RECORDS SHOWN:
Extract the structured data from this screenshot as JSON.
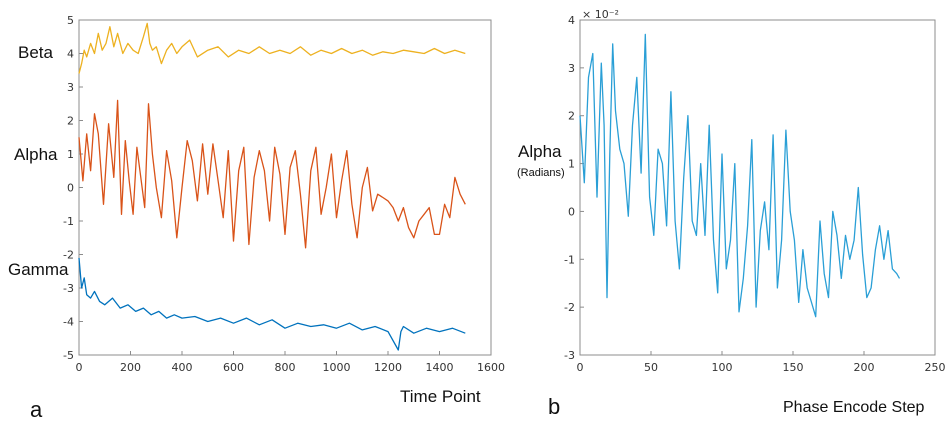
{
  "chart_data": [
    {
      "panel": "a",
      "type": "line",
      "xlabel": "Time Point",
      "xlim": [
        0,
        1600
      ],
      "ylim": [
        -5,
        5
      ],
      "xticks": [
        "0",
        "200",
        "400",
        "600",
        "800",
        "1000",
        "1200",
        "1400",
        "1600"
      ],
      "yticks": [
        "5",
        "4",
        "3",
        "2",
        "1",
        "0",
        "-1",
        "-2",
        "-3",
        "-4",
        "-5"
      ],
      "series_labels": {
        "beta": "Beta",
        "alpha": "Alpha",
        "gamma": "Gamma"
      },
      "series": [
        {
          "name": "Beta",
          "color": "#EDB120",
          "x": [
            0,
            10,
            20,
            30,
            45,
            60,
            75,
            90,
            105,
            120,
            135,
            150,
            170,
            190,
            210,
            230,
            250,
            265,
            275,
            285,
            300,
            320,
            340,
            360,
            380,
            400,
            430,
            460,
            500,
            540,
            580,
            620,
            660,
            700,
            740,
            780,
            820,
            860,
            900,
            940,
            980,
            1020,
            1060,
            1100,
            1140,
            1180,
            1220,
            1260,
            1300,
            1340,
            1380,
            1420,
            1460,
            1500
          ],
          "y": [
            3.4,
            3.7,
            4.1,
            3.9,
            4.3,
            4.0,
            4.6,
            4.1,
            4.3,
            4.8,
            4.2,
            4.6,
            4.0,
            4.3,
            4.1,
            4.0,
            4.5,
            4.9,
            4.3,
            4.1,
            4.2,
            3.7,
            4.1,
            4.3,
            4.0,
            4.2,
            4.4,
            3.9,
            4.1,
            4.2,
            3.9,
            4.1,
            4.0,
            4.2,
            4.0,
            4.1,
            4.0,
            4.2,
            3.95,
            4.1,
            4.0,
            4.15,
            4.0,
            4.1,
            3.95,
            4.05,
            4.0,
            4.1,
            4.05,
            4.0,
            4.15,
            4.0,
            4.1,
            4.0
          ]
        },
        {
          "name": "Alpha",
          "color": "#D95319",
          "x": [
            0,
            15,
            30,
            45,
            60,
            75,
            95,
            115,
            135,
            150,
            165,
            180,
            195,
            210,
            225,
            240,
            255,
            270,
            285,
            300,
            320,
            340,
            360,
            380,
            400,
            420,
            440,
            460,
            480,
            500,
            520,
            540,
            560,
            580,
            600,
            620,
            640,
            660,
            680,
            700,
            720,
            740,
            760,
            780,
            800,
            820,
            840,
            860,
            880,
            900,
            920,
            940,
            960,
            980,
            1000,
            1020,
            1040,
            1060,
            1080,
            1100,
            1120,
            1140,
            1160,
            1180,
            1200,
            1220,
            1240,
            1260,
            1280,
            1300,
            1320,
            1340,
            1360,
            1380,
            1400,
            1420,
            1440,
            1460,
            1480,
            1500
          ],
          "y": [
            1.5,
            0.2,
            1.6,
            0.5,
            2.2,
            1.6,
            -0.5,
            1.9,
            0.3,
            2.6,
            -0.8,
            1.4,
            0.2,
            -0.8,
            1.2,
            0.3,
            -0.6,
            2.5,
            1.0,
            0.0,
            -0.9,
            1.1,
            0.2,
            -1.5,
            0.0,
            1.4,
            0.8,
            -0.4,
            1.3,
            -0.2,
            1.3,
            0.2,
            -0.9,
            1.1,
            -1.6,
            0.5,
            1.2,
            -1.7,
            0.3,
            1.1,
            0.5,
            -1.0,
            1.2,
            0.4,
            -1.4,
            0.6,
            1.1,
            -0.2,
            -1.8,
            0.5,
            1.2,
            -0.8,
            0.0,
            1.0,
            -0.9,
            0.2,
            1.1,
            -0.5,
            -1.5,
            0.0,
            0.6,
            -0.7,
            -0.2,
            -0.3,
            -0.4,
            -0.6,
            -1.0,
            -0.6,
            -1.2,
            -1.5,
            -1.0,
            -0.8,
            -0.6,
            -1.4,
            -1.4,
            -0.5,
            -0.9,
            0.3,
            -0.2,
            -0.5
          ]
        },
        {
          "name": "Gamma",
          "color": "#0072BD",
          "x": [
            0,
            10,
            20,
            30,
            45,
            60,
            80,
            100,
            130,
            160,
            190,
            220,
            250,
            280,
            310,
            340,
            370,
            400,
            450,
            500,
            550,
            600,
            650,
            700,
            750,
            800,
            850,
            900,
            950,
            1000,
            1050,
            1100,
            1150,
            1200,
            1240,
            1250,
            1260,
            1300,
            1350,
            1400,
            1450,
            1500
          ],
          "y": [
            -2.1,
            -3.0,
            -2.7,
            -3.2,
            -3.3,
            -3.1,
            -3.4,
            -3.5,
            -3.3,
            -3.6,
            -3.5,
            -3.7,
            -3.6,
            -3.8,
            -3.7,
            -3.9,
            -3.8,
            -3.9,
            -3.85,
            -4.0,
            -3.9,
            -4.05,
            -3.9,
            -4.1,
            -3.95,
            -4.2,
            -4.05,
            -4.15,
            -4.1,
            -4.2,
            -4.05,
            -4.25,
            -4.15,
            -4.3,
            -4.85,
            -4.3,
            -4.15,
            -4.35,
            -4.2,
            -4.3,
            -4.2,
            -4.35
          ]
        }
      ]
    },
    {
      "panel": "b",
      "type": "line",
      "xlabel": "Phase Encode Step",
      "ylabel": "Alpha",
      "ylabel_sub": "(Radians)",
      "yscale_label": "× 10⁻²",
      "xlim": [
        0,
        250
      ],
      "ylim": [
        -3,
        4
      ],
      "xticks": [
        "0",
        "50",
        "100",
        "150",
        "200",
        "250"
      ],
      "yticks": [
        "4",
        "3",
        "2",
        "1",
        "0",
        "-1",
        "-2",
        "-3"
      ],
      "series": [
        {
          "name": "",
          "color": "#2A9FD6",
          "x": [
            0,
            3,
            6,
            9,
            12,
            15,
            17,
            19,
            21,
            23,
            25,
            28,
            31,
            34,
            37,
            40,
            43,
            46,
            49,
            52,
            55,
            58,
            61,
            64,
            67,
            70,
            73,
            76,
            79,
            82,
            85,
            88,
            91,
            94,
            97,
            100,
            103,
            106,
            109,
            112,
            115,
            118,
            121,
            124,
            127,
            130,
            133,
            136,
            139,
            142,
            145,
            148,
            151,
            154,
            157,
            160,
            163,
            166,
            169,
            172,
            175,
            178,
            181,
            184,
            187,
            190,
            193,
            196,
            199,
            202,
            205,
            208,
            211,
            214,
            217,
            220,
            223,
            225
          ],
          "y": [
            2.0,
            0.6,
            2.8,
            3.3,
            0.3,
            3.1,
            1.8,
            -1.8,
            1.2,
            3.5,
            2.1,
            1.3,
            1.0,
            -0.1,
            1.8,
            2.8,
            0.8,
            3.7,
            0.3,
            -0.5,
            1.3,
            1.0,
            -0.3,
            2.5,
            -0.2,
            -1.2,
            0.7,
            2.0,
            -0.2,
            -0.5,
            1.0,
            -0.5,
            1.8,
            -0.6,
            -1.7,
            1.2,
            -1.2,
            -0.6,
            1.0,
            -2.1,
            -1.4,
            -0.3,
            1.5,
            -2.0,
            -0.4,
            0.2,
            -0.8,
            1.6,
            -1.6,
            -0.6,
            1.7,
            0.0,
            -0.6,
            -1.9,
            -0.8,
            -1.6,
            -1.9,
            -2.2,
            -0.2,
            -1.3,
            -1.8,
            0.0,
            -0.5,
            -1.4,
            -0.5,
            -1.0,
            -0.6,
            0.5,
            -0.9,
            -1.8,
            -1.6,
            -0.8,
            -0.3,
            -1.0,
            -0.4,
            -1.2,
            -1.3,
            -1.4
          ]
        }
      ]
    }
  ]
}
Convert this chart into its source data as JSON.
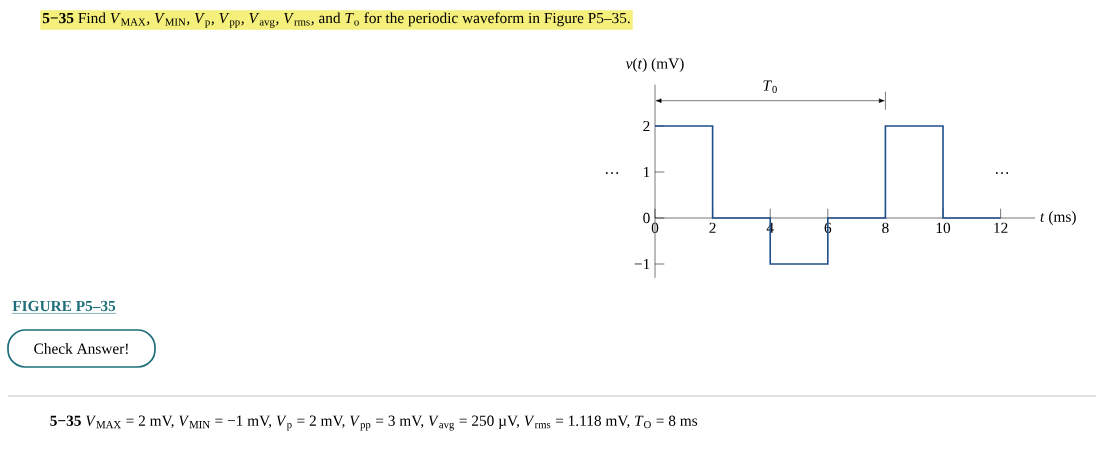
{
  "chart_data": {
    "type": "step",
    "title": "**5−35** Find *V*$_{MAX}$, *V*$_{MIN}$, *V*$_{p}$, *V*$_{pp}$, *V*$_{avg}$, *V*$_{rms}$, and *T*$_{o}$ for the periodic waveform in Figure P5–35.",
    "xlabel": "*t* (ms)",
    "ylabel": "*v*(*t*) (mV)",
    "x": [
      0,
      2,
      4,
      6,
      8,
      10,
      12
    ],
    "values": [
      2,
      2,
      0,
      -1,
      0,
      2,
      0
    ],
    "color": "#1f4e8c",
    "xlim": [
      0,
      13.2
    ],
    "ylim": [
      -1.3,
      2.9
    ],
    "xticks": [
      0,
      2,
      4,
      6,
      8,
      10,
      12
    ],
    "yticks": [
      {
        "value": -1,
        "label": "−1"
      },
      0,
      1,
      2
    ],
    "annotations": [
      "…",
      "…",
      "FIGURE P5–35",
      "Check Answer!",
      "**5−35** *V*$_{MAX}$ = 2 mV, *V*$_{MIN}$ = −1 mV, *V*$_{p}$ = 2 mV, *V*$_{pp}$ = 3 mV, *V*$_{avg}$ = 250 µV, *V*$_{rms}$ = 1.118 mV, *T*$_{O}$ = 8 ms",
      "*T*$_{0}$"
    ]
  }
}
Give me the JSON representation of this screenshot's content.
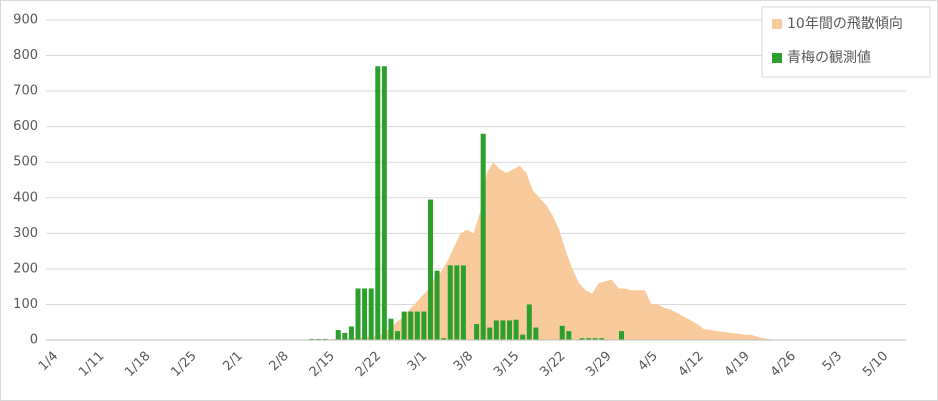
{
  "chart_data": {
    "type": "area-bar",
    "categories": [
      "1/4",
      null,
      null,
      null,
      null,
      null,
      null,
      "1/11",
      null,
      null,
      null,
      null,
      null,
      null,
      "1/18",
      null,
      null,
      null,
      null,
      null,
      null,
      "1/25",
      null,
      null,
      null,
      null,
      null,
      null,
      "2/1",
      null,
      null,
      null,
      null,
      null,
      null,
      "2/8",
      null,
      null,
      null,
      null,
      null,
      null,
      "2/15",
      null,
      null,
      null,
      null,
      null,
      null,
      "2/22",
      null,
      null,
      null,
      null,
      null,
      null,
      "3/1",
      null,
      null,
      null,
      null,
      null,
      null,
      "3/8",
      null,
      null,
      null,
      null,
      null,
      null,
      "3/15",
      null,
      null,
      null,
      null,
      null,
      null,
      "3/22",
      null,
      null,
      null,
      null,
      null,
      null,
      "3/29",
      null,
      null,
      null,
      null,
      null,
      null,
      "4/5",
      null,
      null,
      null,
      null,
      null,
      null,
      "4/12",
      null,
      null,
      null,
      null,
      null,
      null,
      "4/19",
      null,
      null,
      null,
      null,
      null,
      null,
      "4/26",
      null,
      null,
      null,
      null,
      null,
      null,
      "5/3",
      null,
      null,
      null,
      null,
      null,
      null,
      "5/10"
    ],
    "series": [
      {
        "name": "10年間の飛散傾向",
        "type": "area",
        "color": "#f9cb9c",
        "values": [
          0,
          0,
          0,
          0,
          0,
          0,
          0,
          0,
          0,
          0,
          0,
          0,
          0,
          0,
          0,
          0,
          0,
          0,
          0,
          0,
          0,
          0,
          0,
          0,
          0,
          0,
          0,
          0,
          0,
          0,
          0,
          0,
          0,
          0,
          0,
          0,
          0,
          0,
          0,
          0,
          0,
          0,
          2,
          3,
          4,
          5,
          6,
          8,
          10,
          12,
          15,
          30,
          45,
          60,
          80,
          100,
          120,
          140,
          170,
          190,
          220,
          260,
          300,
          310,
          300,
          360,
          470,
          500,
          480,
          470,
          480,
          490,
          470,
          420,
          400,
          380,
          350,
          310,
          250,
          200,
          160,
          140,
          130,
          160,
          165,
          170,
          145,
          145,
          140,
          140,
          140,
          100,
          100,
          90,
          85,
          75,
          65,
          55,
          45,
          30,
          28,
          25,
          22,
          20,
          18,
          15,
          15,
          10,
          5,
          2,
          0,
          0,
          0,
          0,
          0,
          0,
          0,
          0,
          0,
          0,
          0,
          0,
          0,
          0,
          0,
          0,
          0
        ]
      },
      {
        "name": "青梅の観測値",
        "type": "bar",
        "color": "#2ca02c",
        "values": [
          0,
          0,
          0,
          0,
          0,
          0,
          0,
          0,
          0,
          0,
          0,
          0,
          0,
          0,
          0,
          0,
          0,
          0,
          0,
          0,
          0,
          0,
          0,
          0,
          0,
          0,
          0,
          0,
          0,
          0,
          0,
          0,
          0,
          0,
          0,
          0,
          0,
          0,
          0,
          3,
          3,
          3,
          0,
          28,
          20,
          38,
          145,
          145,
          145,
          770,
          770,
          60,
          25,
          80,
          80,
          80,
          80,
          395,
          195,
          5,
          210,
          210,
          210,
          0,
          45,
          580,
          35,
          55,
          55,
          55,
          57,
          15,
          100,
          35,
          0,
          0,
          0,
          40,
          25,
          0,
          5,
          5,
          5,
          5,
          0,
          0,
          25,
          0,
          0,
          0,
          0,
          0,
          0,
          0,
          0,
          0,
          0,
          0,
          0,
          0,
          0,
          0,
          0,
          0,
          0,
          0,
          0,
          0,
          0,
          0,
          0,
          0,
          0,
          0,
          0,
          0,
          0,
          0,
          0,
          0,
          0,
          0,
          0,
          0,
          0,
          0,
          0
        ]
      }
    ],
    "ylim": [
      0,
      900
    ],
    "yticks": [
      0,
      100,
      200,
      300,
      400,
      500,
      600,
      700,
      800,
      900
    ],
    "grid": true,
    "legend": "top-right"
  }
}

WHAT NEEDS TO BE DONE:
Copy out each line of the listing that holds "JSON".

WRITTEN ANSWER:
Extract the structured data from this screenshot as JSON.
Convert this chart into its source data as JSON.
Give me the JSON representation of this screenshot's content.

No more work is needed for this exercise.